* [The problem]:
Every line containing the word "ALTER" needs to be found and copied.

(Extracted records)
::::

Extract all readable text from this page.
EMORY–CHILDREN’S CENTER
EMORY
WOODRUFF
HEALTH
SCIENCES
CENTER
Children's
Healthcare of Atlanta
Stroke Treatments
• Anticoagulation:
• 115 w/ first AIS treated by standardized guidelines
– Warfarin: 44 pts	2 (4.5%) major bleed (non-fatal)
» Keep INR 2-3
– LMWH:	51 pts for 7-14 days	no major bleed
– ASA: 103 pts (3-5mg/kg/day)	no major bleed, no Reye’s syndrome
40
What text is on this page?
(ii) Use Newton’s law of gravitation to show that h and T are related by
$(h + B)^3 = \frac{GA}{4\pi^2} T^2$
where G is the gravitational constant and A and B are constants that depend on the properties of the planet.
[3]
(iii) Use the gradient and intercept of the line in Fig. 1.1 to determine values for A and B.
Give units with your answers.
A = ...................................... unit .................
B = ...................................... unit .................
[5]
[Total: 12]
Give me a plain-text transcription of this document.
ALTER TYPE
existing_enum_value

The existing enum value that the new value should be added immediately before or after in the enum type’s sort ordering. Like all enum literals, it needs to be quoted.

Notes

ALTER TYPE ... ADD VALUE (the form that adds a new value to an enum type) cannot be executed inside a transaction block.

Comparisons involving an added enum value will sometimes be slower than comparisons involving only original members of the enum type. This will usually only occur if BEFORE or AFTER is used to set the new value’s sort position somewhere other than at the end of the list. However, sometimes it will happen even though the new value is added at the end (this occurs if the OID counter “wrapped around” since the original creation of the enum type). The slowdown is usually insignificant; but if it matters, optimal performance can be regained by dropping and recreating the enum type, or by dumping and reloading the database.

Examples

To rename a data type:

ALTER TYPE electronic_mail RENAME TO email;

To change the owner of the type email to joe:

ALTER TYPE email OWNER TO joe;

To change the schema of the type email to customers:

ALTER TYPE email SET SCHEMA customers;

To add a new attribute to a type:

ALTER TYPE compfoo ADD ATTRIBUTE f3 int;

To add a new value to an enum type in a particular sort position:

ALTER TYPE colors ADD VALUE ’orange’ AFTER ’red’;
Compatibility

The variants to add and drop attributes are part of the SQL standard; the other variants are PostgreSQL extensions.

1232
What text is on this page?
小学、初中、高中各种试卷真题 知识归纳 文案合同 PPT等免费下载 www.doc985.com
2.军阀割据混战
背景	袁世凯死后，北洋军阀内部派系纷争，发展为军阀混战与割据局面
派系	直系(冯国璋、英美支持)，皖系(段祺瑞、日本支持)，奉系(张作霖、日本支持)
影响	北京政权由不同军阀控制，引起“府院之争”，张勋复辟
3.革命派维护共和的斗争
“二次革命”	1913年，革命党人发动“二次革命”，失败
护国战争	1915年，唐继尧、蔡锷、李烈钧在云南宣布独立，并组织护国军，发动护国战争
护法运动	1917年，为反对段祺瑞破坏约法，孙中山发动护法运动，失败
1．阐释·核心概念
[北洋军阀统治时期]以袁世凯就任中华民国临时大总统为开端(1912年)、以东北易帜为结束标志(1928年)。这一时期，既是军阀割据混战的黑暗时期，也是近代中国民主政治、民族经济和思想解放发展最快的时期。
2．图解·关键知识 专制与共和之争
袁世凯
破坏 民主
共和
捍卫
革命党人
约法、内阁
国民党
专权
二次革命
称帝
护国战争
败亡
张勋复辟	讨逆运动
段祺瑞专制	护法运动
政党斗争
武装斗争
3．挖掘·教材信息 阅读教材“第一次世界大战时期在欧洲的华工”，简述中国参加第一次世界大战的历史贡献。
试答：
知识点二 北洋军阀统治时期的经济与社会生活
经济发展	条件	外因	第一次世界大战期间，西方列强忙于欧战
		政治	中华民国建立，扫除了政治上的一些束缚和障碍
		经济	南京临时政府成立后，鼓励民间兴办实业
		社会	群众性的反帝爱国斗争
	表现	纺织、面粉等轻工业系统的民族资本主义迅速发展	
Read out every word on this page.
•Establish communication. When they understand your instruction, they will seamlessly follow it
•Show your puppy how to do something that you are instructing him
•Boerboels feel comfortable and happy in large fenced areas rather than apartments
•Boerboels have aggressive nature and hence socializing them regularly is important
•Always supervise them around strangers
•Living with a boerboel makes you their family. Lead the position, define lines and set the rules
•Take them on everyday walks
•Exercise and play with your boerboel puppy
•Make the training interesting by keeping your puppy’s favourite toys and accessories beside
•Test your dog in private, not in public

::::

* [The completed task]:
ALTER TYPE
ALTER TYPE ... ADD VALUE (the form that adds a new value to an enum type) cannot be executed inside a transaction block.
ALTER TYPE electronic_mail RENAME TO email;
ALTER TYPE email OWNER TO joe;
ALTER TYPE email SET SCHEMA customers;
ALTER TYPE compfoo ADD ATTRIBUTE f3 int;
ALTER TYPE colors ADD VALUE ’orange’ AFTER ’red’;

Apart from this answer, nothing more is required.